> **Objective**
Rewrite the records below, replacing "Time delay" with "Time lag" wherever it occurs and keeping everything else the same.
┄┄┄┄┄┄
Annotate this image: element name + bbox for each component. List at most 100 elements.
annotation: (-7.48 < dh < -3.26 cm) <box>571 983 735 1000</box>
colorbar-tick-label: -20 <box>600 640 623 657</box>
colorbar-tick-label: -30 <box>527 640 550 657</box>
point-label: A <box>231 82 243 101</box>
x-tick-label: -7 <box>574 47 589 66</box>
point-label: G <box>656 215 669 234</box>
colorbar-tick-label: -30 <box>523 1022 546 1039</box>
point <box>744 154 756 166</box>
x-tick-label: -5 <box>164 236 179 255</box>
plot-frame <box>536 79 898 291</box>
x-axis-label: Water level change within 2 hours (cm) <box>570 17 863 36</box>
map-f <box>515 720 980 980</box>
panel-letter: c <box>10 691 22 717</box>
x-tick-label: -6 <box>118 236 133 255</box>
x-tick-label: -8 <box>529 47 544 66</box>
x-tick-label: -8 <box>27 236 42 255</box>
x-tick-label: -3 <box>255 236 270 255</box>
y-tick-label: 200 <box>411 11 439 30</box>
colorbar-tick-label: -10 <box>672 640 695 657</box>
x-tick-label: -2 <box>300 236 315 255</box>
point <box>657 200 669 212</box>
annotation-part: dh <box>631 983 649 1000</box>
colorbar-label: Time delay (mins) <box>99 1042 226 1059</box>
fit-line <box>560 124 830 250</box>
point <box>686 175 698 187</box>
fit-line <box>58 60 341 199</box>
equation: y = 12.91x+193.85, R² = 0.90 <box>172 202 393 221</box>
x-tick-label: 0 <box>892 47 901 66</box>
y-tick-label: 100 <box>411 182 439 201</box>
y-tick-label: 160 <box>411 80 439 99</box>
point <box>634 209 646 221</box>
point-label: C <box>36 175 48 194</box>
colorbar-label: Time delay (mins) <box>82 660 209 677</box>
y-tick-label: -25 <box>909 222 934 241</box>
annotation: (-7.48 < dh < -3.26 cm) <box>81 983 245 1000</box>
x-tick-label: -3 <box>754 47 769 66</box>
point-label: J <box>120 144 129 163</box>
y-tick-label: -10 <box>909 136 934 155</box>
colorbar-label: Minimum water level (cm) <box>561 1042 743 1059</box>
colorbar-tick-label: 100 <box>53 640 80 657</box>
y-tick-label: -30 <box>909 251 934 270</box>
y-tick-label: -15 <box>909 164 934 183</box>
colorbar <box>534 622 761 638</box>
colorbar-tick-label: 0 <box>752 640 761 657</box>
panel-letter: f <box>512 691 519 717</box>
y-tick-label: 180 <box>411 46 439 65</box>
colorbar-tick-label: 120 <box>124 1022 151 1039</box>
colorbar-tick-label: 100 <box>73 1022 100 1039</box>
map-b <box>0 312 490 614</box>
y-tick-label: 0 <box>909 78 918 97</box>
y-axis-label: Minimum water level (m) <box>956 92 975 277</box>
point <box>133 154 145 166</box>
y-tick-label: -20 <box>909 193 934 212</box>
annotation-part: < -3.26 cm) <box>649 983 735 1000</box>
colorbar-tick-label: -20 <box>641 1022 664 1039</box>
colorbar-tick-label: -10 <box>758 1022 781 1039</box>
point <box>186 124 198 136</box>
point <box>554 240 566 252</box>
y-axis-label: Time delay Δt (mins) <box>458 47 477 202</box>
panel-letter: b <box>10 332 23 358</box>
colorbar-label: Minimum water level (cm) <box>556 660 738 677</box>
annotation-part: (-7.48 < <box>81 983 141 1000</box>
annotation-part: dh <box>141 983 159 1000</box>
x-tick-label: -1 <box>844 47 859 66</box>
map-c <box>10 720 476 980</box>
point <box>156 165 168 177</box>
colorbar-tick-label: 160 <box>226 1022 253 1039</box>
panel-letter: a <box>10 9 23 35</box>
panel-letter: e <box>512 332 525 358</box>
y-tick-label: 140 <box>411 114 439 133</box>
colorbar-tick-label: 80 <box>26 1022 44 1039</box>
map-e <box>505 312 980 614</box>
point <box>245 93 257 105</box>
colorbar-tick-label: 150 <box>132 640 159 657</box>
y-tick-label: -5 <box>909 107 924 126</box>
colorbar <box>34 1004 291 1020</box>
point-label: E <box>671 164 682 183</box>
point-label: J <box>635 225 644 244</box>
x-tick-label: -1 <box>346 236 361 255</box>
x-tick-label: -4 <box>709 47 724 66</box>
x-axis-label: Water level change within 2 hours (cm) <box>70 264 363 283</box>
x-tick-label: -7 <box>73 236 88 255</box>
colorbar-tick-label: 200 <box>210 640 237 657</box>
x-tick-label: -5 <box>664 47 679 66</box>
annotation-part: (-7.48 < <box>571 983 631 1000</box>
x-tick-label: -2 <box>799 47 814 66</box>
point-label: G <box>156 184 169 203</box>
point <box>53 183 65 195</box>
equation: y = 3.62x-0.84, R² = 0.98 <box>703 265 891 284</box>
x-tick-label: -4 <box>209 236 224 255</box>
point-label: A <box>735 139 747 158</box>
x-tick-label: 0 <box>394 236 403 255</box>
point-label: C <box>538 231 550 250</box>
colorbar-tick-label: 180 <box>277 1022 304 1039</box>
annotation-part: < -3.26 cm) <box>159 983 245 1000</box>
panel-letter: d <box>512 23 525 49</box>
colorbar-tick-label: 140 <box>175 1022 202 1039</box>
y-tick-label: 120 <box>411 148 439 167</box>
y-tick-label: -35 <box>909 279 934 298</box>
┄┄┄┄┄┄
> **Solution to this task**
Annotate this image: element name + bbox for each component. List at most 100 elements.
annotation: (-7.48 < dh < -3.26 cm) <box>571 983 735 1000</box>
colorbar-tick-label: -20 <box>600 640 623 657</box>
colorbar-tick-label: -30 <box>527 640 550 657</box>
point-label: A <box>231 82 243 101</box>
x-tick-label: -7 <box>574 47 589 66</box>
point-label: G <box>656 215 669 234</box>
colorbar-tick-label: -30 <box>523 1022 546 1039</box>
point <box>744 154 756 166</box>
x-tick-label: -5 <box>164 236 179 255</box>
plot-frame <box>536 79 898 291</box>
x-axis-label: Water level change within 2 hours (cm) <box>570 17 863 36</box>
map-f <box>515 720 980 980</box>
panel-letter: c <box>10 691 22 717</box>
x-tick-label: -6 <box>118 236 133 255</box>
x-tick-label: -8 <box>529 47 544 66</box>
x-tick-label: -8 <box>27 236 42 255</box>
x-tick-label: -3 <box>255 236 270 255</box>
y-tick-label: 200 <box>411 11 439 30</box>
colorbar-tick-label: -10 <box>672 640 695 657</box>
x-tick-label: -2 <box>300 236 315 255</box>
point <box>657 200 669 212</box>
annotation-part: dh <box>631 983 649 1000</box>
colorbar-label: Time lag (mins) <box>99 1042 226 1059</box>
fit-line <box>560 124 830 250</box>
point <box>686 175 698 187</box>
fit-line <box>58 60 341 199</box>
equation: y = 12.91x+193.85, R² = 0.90 <box>172 202 393 221</box>
x-tick-label: 0 <box>892 47 901 66</box>
y-tick-label: 100 <box>411 182 439 201</box>
y-tick-label: 160 <box>411 80 439 99</box>
point <box>634 209 646 221</box>
point-label: C <box>36 175 48 194</box>
colorbar-label: Time lag (mins) <box>82 660 209 677</box>
y-tick-label: -25 <box>909 222 934 241</box>
annotation: (-7.48 < dh < -3.26 cm) <box>81 983 245 1000</box>
x-tick-label: -3 <box>754 47 769 66</box>
point-label: J <box>120 144 129 163</box>
y-tick-label: -10 <box>909 136 934 155</box>
colorbar-label: Minimum water level (cm) <box>561 1042 743 1059</box>
colorbar-tick-label: 100 <box>53 640 80 657</box>
y-tick-label: -30 <box>909 251 934 270</box>
y-tick-label: -15 <box>909 164 934 183</box>
colorbar <box>534 622 761 638</box>
colorbar-tick-label: 0 <box>752 640 761 657</box>
panel-letter: f <box>512 691 519 717</box>
y-tick-label: 180 <box>411 46 439 65</box>
colorbar-tick-label: 120 <box>124 1022 151 1039</box>
colorbar-tick-label: 100 <box>73 1022 100 1039</box>
map-b <box>0 312 490 614</box>
y-tick-label: 0 <box>909 78 918 97</box>
y-axis-label: Minimum water level (m) <box>956 92 975 277</box>
point <box>133 154 145 166</box>
y-tick-label: -20 <box>909 193 934 212</box>
annotation-part: < -3.26 cm) <box>649 983 735 1000</box>
colorbar-tick-label: -20 <box>641 1022 664 1039</box>
colorbar-tick-label: -10 <box>758 1022 781 1039</box>
point <box>186 124 198 136</box>
point <box>554 240 566 252</box>
y-axis-label: Time lag Δt (mins) <box>458 47 477 202</box>
panel-letter: b <box>10 332 23 358</box>
colorbar-label: Minimum water level (cm) <box>556 660 738 677</box>
annotation-part: (-7.48 < <box>81 983 141 1000</box>
annotation-part: dh <box>141 983 159 1000</box>
x-tick-label: -1 <box>844 47 859 66</box>
map-c <box>10 720 476 980</box>
point <box>156 165 168 177</box>
colorbar-tick-label: 160 <box>226 1022 253 1039</box>
panel-letter: a <box>10 9 23 35</box>
panel-letter: e <box>512 332 525 358</box>
y-tick-label: 140 <box>411 114 439 133</box>
colorbar-tick-label: 80 <box>26 1022 44 1039</box>
map-e <box>505 312 980 614</box>
point <box>245 93 257 105</box>
colorbar-tick-label: 150 <box>132 640 159 657</box>
y-tick-label: -5 <box>909 107 924 126</box>
colorbar <box>34 1004 291 1020</box>
point-label: E <box>671 164 682 183</box>
point-label: J <box>635 225 644 244</box>
x-tick-label: -1 <box>346 236 361 255</box>
x-tick-label: -4 <box>709 47 724 66</box>
x-axis-label: Water level change within 2 hours (cm) <box>70 264 363 283</box>
x-tick-label: -7 <box>73 236 88 255</box>
colorbar-tick-label: 200 <box>210 640 237 657</box>
x-tick-label: -5 <box>664 47 679 66</box>
annotation-part: (-7.48 < <box>571 983 631 1000</box>
x-tick-label: -2 <box>799 47 814 66</box>
point-label: G <box>156 184 169 203</box>
point <box>53 183 65 195</box>
equation: y = 3.62x-0.84, R² = 0.98 <box>703 265 891 284</box>
x-tick-label: -4 <box>209 236 224 255</box>
point-label: A <box>735 139 747 158</box>
x-tick-label: 0 <box>394 236 403 255</box>
point-label: C <box>538 231 550 250</box>
colorbar-tick-label: 180 <box>277 1022 304 1039</box>
annotation-part: < -3.26 cm) <box>159 983 245 1000</box>
panel-letter: d <box>512 23 525 49</box>
colorbar-tick-label: 140 <box>175 1022 202 1039</box>
y-tick-label: 120 <box>411 148 439 167</box>
y-tick-label: -35 <box>909 279 934 298</box>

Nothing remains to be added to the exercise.